Extract provided:
• • • • • • •
Cynthia Lee, P.O. Box 25692, Woodbury, MN  55125 (guardian ad litem)


            Considered and decided by Stoneburner, Presiding Judge; Willis, Judge; and Shumaker, Judge.

U N P U B L I S H E D   O P I N I O N


            Appellant challenges the termination of her parental rights, arguing that she was denied effective assistance of counsel.  Because we conclude that she was not denied effective assistance of counsel, we affirm.


            Appellant Dannelle Archibald is the mother of a 20-month-old son, T.J.  Archibald’s parental rights were terminated after the district court found that the statutory grounds for termination were proved by default.  T.J.’s father filed a voluntary petition to terminate his parental rights and is not a party to this appeal.

An October 2002 CHIPS petition alleged that T.J. was in need of protection or services because of repeated instances of drug use by Archibald.  Beginning in June 2002, Anoka County Social Services received “numerous” reports about Archibald’s use of methamphetamine, a habit for which she was enrolled in a substance-abuse program.  At least two sources reported to the county that Archibald had used methamphetamine or marijuana throughout her pregnancy.  After an emergency protective-care hearing, the district court ordered that T.J. remain in protective care and scheduled an admit/deny hearing for October 21, 2002.
• • • • • • •
The task: Print the court opinion excerpt above in full, word for word.

Entries from a dataset:
• • • • • • •
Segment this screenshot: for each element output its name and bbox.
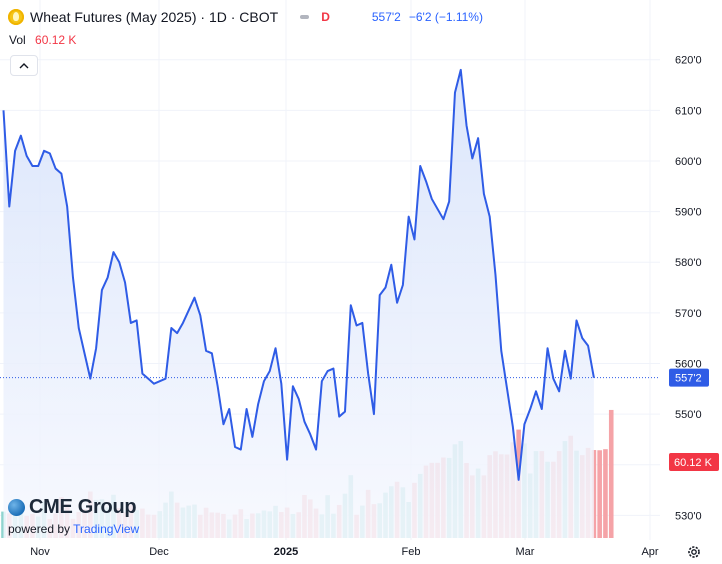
gear-icon[interactable] [687,545,701,562]
x-tick-label: Feb [402,546,421,558]
powered-prefix: powered by [8,522,71,536]
collapse-legend-button[interactable] [10,55,38,76]
x-tick-label: 2025 [274,546,298,558]
symbol-title[interactable]: Wheat Futures (May 2025) · 1D · CBOT [30,9,279,25]
cme-logo[interactable]: CME Group powered by TradingView [8,496,139,536]
y-tick-label: 550'0 [675,409,702,421]
y-tick-label: 580'0 [675,257,702,269]
chevron-up-icon [19,62,29,68]
x-tick-label: Nov [30,546,50,558]
x-tick-label: Dec [149,546,169,558]
y-tick-label: 620'0 [675,55,702,67]
last-price-tag-bg [669,368,709,387]
y-tick-label: 560'0 [675,358,702,370]
delayed-data-badge[interactable]: D [321,10,330,24]
volume-bar [608,409,614,538]
last-price-tag: 557'2 [669,368,709,387]
volume-tag: 60.12 K [669,453,719,471]
volume-bar [597,450,602,538]
y-tick-label: 570'0 [675,308,702,320]
chart-header: Wheat Futures (May 2025) · 1D · CBOT D 5… [8,7,483,27]
wheat-symbol-icon[interactable] [8,9,24,25]
volume-value: 60.12 K [35,33,77,47]
y-tick-label: 610'0 [675,105,702,117]
y-tick-label: 530'0 [675,510,702,522]
x-tick-label: Apr [641,546,658,558]
tradingview-link[interactable]: TradingView [73,522,140,536]
volume-label: Vol [9,33,26,47]
price-line [2,68,595,481]
y-axis: 530'0540'0550'0560'0570'0580'0590'0600'0… [675,55,702,523]
y-tick-label: 600'0 [675,156,702,168]
last-price: 557'2 [371,10,401,24]
volume-bar [603,449,608,538]
globe-icon [8,499,25,516]
powered-by[interactable]: powered by TradingView [8,522,139,536]
x-axis: Nov Dec 2025 Feb Mar Apr [30,546,659,558]
price-change: −6'2 (−1.11%) [408,10,483,24]
volume-tag-bg [669,453,719,471]
x-tick-label: Mar [516,546,535,558]
brand-name: CME Group [29,496,137,518]
volume-legend: Vol 60.12 K [9,33,76,47]
y-tick-label: 590'0 [675,207,702,219]
market-status-icon [300,15,310,19]
price-area-fill [3,69,594,538]
last-price-tag-label: 557'2 [675,373,702,385]
volume-tag-label: 60.12 K [674,457,713,469]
• • • • • • •
Complete output:
Cynthia Lee, P.O. Box 25692, Woodbury, MN  55125 (guardian ad litem)


            Considered and decided by Stoneburner, Presiding Judge; Willis, Judge; and Shumaker, Judge.

U N P U B L I S H E D   O P I N I O N


            Appellant challenges the termination of her parental rights, arguing that she was denied effective assistance of counsel.  Because we conclude that she was not denied effective assistance of counsel, we affirm.


            Appellant Dannelle Archibald is the mother of a 20-month-old son, T.J.  Archibald’s parental rights were terminated after the district court found that the statutory grounds for termination were proved by default.  T.J.’s father filed a voluntary petition to terminate his parental rights and is not a party to this appeal.

An October 2002 CHIPS petition alleged that T.J. was in need of protection or services because of repeated instances of drug use by Archibald.  Beginning in June 2002, Anoka County Social Services received “numerous” reports about Archibald’s use of methamphetamine, a habit for which she was enrolled in a substance-abuse program.  At least two sources reported to the county that Archibald had used methamphetamine or marijuana throughout her pregnancy.  After an emergency protective-care hearing, the district court ordered that T.J. remain in protective care and scheduled an admit/deny hearing for October 21, 2002.